## Task description:
Scan the material below for lines with the word "собственности" and report how many there are, with nothing added.

>>>>

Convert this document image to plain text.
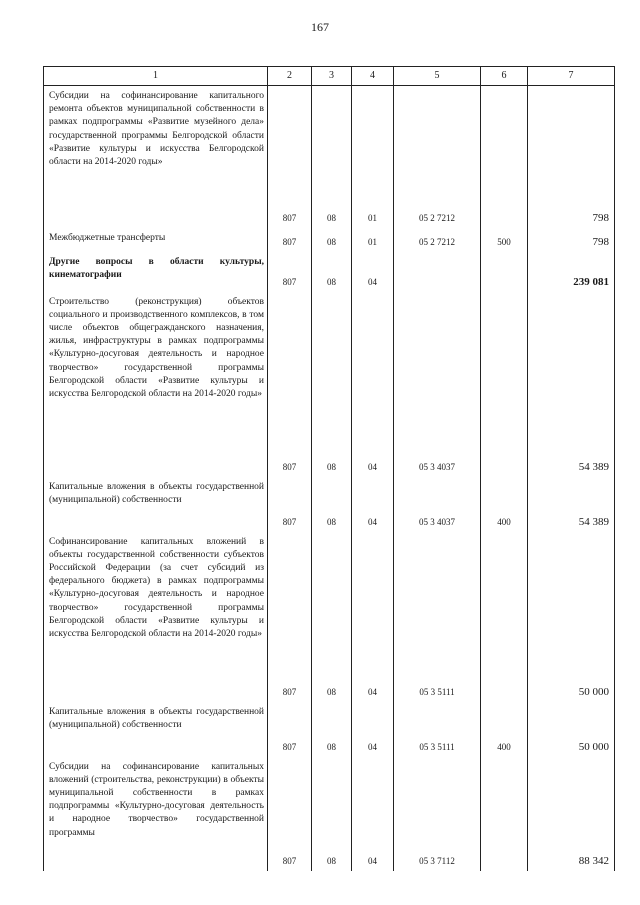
167
1	2	3	4	5	6	7
Субсидии на софинансирование капитального ремонта объектов муниципальной собственности в рамках подпрограммы «Развитие музейного дела» государственной программы Белгородской области «Развитие культуры и искусства Белгородской области на 2014-2020 годы»	807	08	01	05 2 7212		798
Межбюджетные трансферты	807	08	01	05 2 7212	500	798
Другие вопросы в области культуры, кинематографии	807	08	04			239 081
Строительство (реконструкция) объектов социального и производственного комплексов, в том числе объектов общегражданского назначения, жилья, инфраструктуры в рамках подпрограммы «Культурно-досуговая деятельность и народное творчество» государственной программы Белгородской области «Развитие культуры и искусства Белгородской области на 2014-2020 годы»	807	08	04	05 3 4037		54 389
Капитальные вложения в объекты государственной (муниципальной) собственности	807	08	04	05 3 4037	400	54 389
Софинансирование капитальных вложений в объекты государственной собственности субъектов Российской Федерации (за счет субсидий из федерального бюджета) в рамках подпрограммы «Культурно-досуговая деятельность и народное творчество» государственной программы Белгородской области «Развитие культуры и искусства Белгородской области на 2014-2020 годы»	807	08	04	05 3 5111		50 000
Капитальные вложения в объекты государственной (муниципальной) собственности	807	08	04	05 3 5111	400	50 000
Субсидии на софинансирование капитальных вложений (строительства, реконструкции) в объекты муниципальной собственности в рамках подпрограммы «Культурно-досуговая деятельность и народное творчество» государственной программы	807	08	04	05 3 7112		88 342
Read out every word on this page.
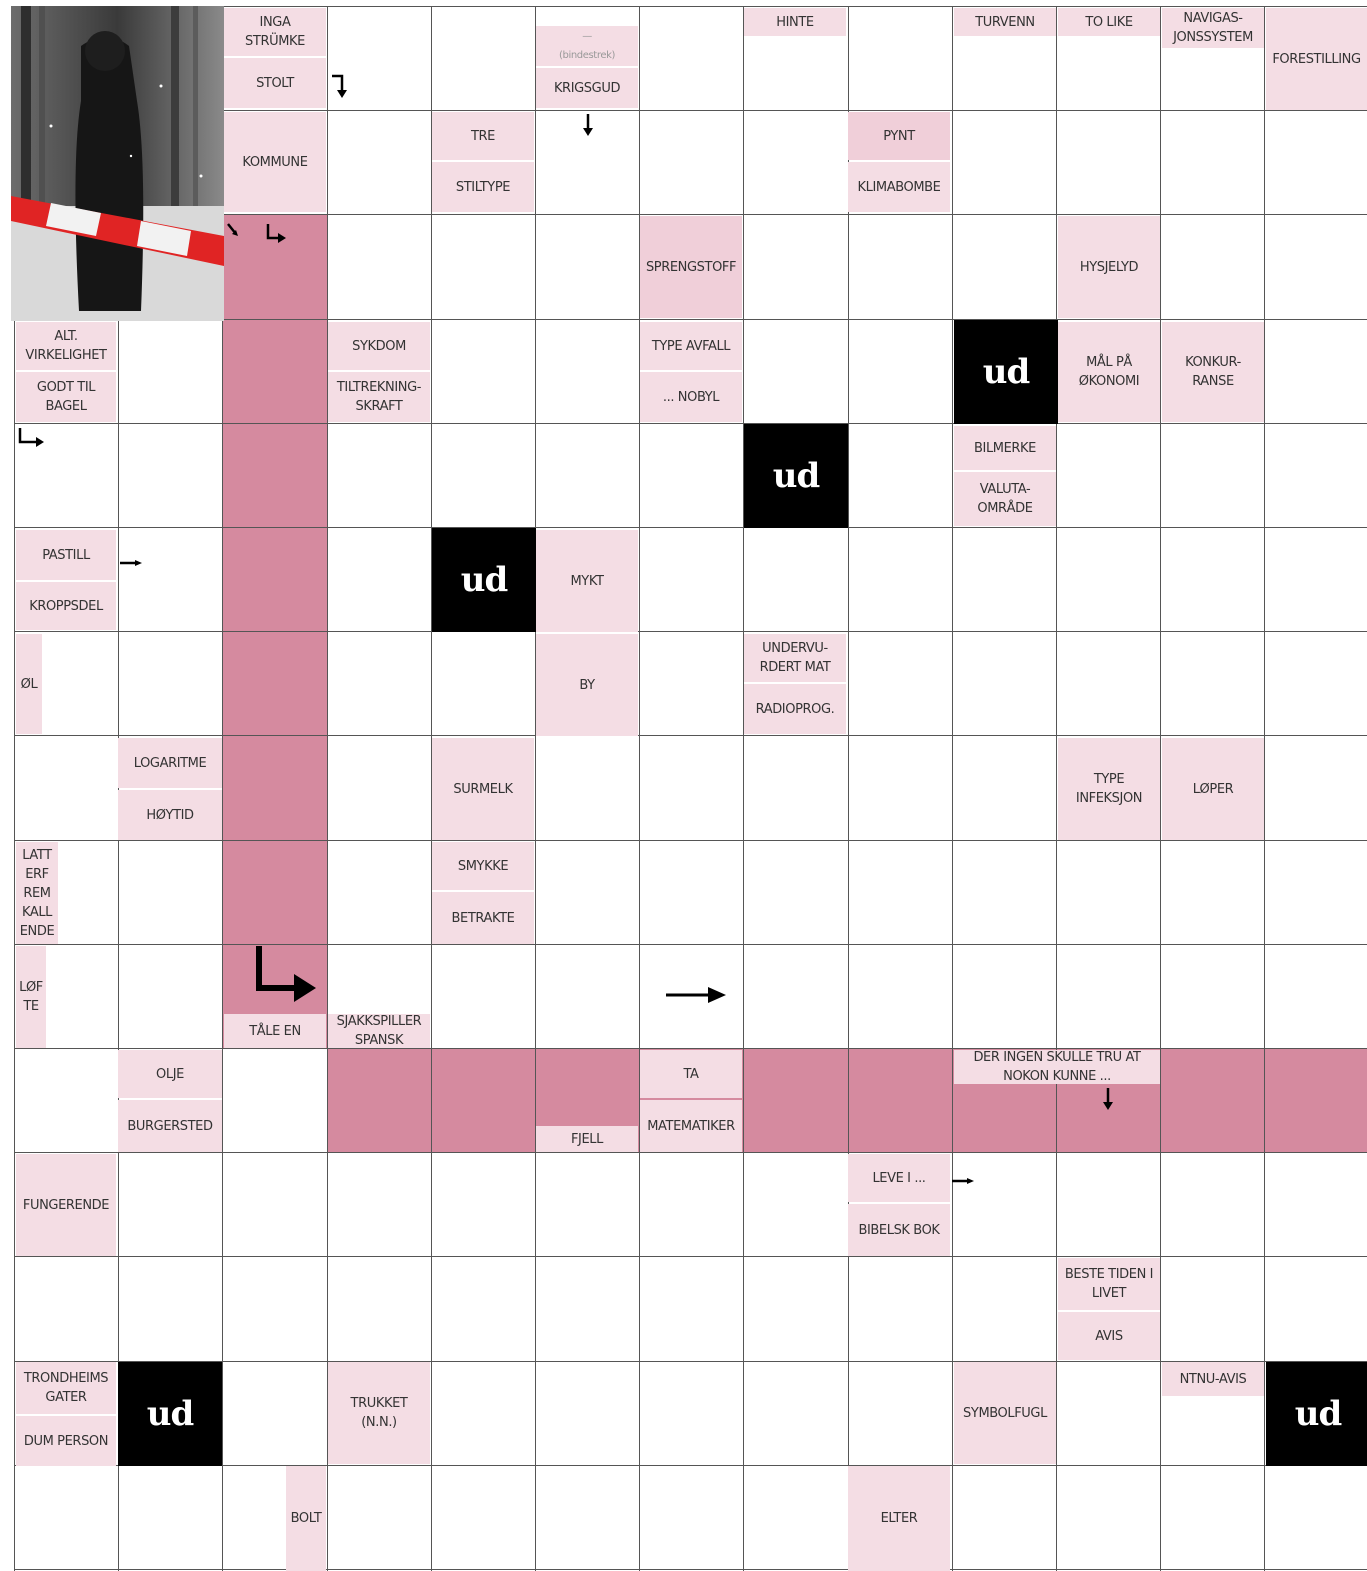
INGA
STRÜMKE
STOLT
—
(bindestrek)
KRIGSGUD
HINTE	TURVENN	TO LIKE	NAVIGAS-
JONSSYSTEM
FORESTILLING
KOMMUNE
TRE
STILTYPE
PYNT
KLIMABOMBE
SPRENGSTOFF	HYSJELYD
ALT.
VIRKELIGHET
GODT TIL
BAGEL
SYKDOM
TILTREKNING-
SKRAFT
TYPE AVFALL
... NOBYL
MÅL PÅ
ØKONOMI
KONKUR-
RANSE
BILMERKE
VALUTA-
OMRÅDE
PASTILL
KROPPSDEL
MYKT
ØL	BY
UNDERVU-
RDERT MAT
RADIOPROG.
LOGARITME
HØYTID
SURMELK
TYPE
INFEKSJON
LØPER
LATT
ERF
REM
KALL
ENDE
SMYKKE
BETRAKTE
LØF
TE
TÅLE EN
SJAKKSPILLER
SPANSK
OLJE
BURGERSTED
FJELL
TA
MATEMATIKER
DER INGEN SKULLE TRU AT
NOKON KUNNE ...
FUNGERENDE
LEVE I ...
BIBELSK BOK
BESTE TIDEN I
LIVET
AVIS
TRONDHEIMS
GATER
DUM PERSON
TRUKKET
(N.N.)
SYMBOLFUGL
NTNU-AVIS
BOLT	ELTER
ud
ud
ud
ud	ud
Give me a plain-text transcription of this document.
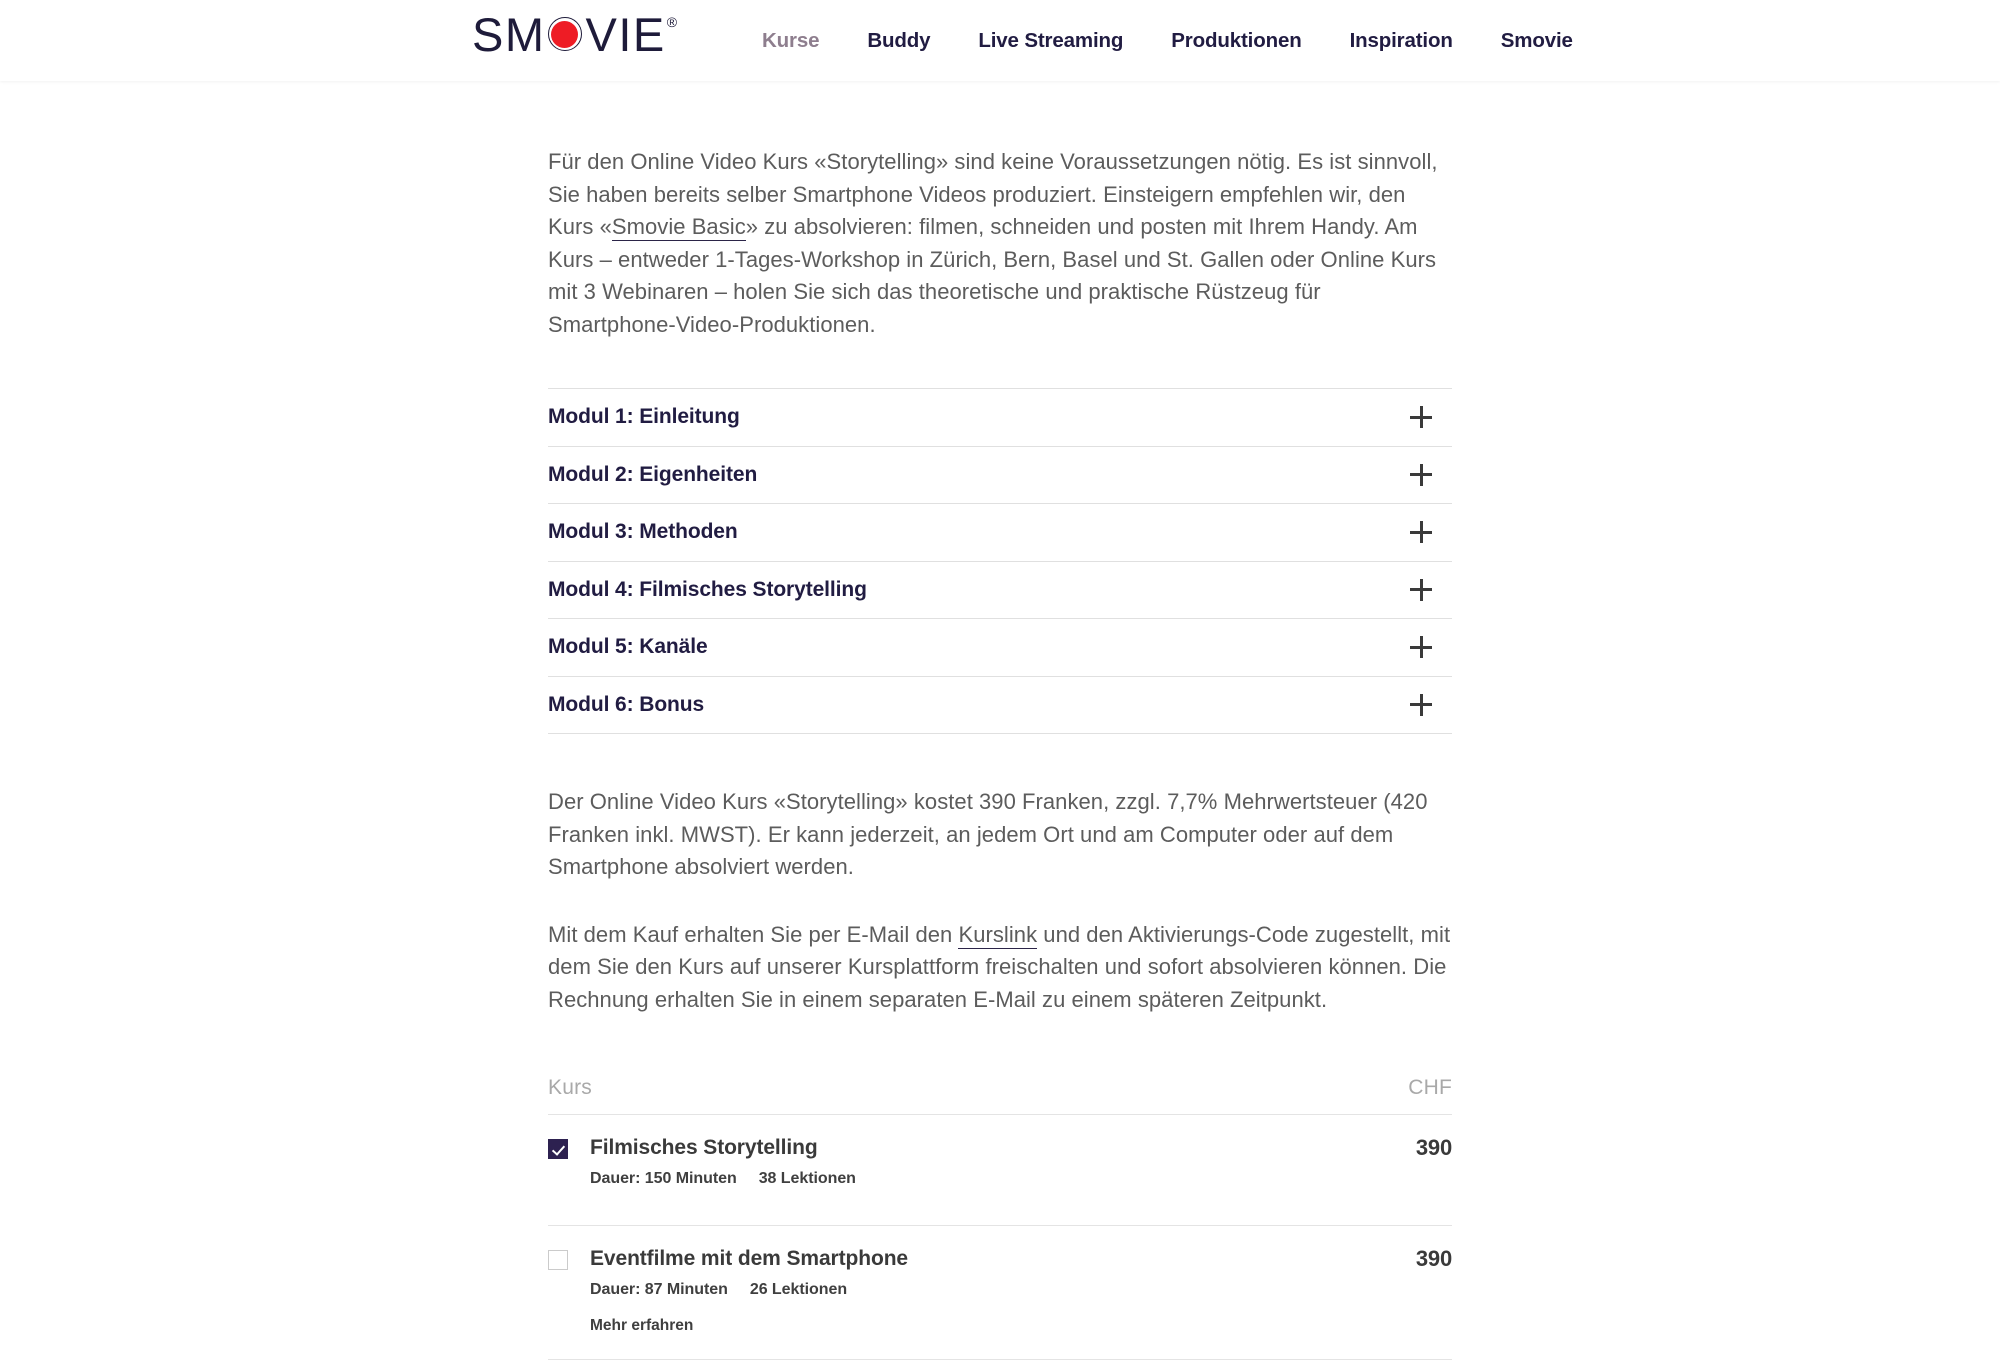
SM VIE ®
Kurse Buddy Live Streaming Produktionen Inspiration Smovie

Für den Online Video Kurs «Storytelling» sind keine Voraussetzungen nötig. Es ist sinnvoll, Sie haben bereits selber Smartphone Videos produziert. Einsteigern empfehlen wir, den Kurs «Smovie Basic» zu absolvieren: filmen, schneiden und posten mit Ihrem Handy. Am Kurs – entweder 1-Tages-Workshop in Zürich, Bern, Basel und St. Gallen oder Online Kurs mit 3 Webinaren – holen Sie sich das theoretische und praktische Rüstzeug für Smartphone-Video-Produktionen.

Modul 1: Einleitung
Modul 2: Eigenheiten
Modul 3: Methoden
Modul 4: Filmisches Storytelling
Modul 5: Kanäle
Modul 6: Bonus

Der Online Video Kurs «Storytelling» kostet 390 Franken, zzgl. 7,7% Mehrwertsteuer (420 Franken inkl. MWST). Er kann jederzeit, an jedem Ort und am Computer oder auf dem Smartphone absolviert werden.

Mit dem Kauf erhalten Sie per E-Mail den Kurslink und den Aktivierungs-Code zugestellt, mit dem Sie den Kurs auf unserer Kursplattform freischalten und sofort absolvieren können. Die Rechnung erhalten Sie in einem separaten E-Mail zu einem späteren Zeitpunkt.

Kurs	CHF
Filmisches Storytelling
Dauer: 150 Minuten 38 Lektionen
390
Eventfilme mit dem Smartphone
Dauer: 87 Minuten 26 Lektionen
Mehr erfahren
390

<<<<

## Task solution:
5